(Figure record extracts)
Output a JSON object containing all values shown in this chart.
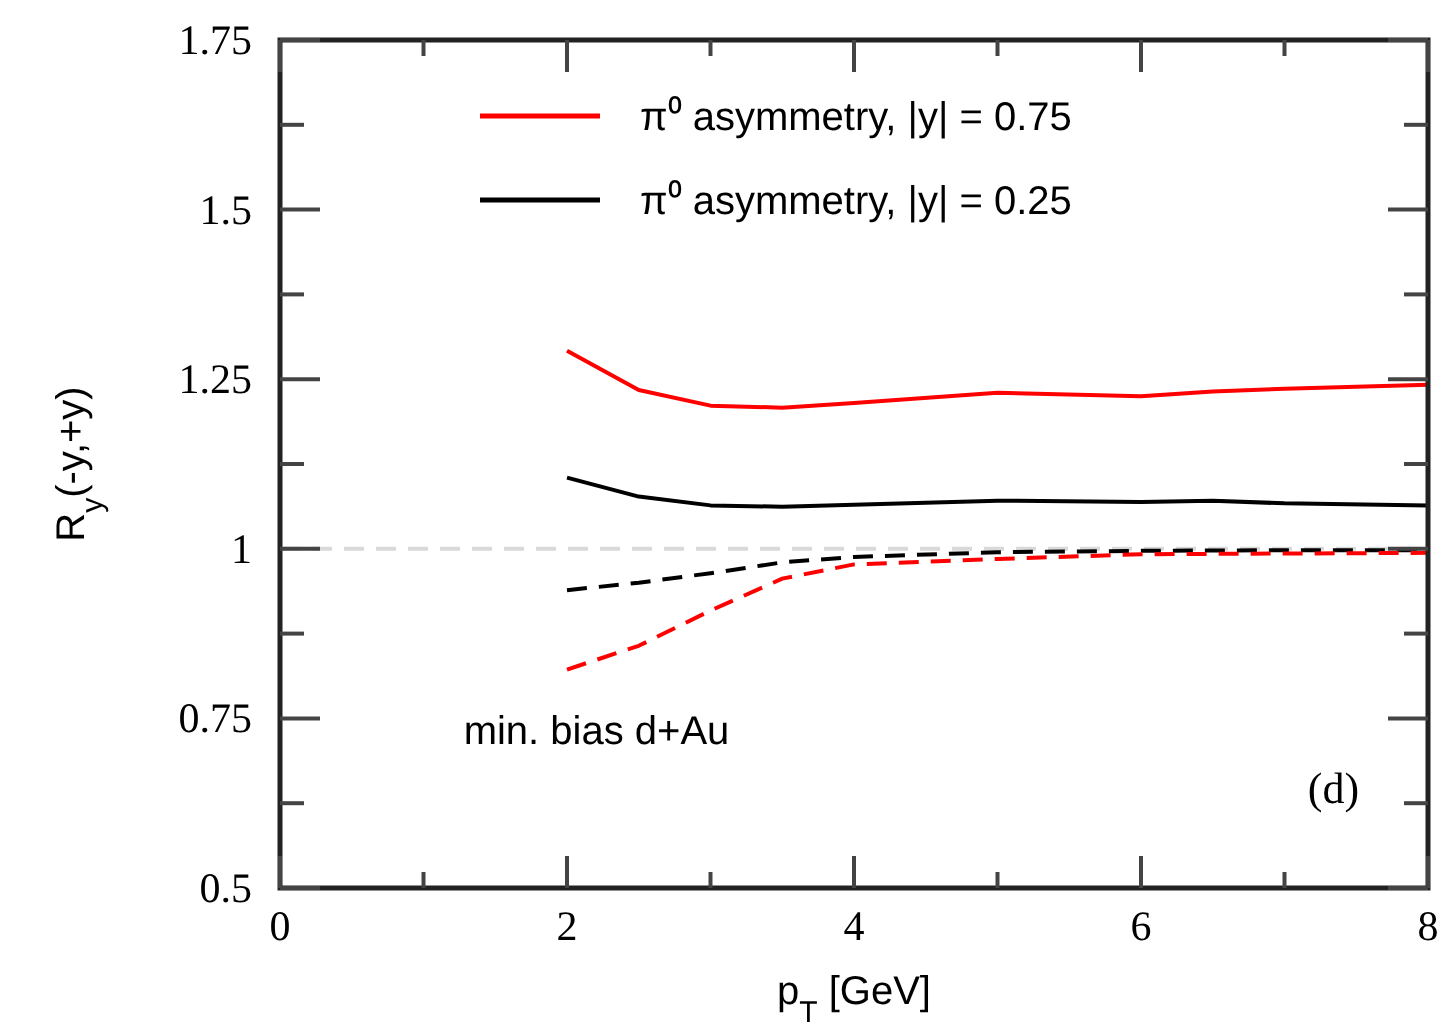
{
  "chart_data": {
    "type": "line",
    "xlabel": "p$_{T}$ [GeV]",
    "ylabel": "R$_{y}$(-y,+y)",
    "xlim": [
      0,
      8
    ],
    "xticks": [
      0,
      {
        "value": 1,
        "label": null
      },
      2,
      {
        "value": 3,
        "label": null
      },
      4,
      {
        "value": 5,
        "label": null
      },
      6,
      {
        "value": 7,
        "label": null
      },
      8
    ],
    "ylim": [
      0.5,
      1.75
    ],
    "yticks": [
      0.5,
      {
        "value": 0.625,
        "label": null
      },
      0.75,
      {
        "value": 0.875,
        "label": null
      },
      1,
      {
        "value": 1.125,
        "label": null
      },
      1.25,
      {
        "value": 1.375,
        "label": null
      },
      1.5,
      {
        "value": 1.625,
        "label": null
      },
      1.75
    ],
    "grid": false,
    "legend": "top",
    "line_style": "solid",
    "series": [
      {
        "name": "π⁰ asymmetry, |y| = 0.75",
        "color": "#ff0000",
        "x": [
          2,
          2.5,
          3,
          3.5,
          4,
          5,
          6,
          6.5,
          7,
          8
        ],
        "values": [
          1.292,
          1.234,
          1.211,
          1.208,
          1.215,
          1.23,
          1.225,
          1.232,
          1.236,
          1.242
        ]
      },
      {
        "name": "π⁰ asymmetry, |y| = 0.25",
        "color": "#000000",
        "x": [
          2,
          2.5,
          3,
          3.5,
          4,
          5,
          6,
          6.5,
          7,
          8
        ],
        "values": [
          1.105,
          1.077,
          1.064,
          1.062,
          1.065,
          1.071,
          1.069,
          1.071,
          1.067,
          1.064
        ]
      },
      {
        "color": "#000000",
        "line_style": "dashed",
        "x": [
          2,
          2.5,
          3,
          3.5,
          4,
          5,
          6,
          7,
          8
        ],
        "values": [
          0.939,
          0.95,
          0.964,
          0.98,
          0.988,
          0.995,
          0.997,
          0.998,
          0.998
        ]
      },
      {
        "color": "#ff0000",
        "line_style": "dashed",
        "x": [
          2,
          2.5,
          3,
          3.5,
          4,
          5,
          6,
          7,
          8
        ],
        "values": [
          0.822,
          0.857,
          0.909,
          0.956,
          0.977,
          0.985,
          0.992,
          0.993,
          0.994
        ]
      }
    ],
    "ref_lines": [
      {
        "axis": "y",
        "value": 1,
        "color": "#d9d9d9",
        "line_style": "dashed"
      }
    ],
    "annotations": [
      "min. bias d+Au",
      "(d)"
    ]
  }
}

### Problem requirements
Isolate the lines above that contain the word "asymmetry" and copy them.

### Task response
        "name": "π⁰ asymmetry, |y| = 0.75",
        "name": "π⁰ asymmetry, |y| = 0.25",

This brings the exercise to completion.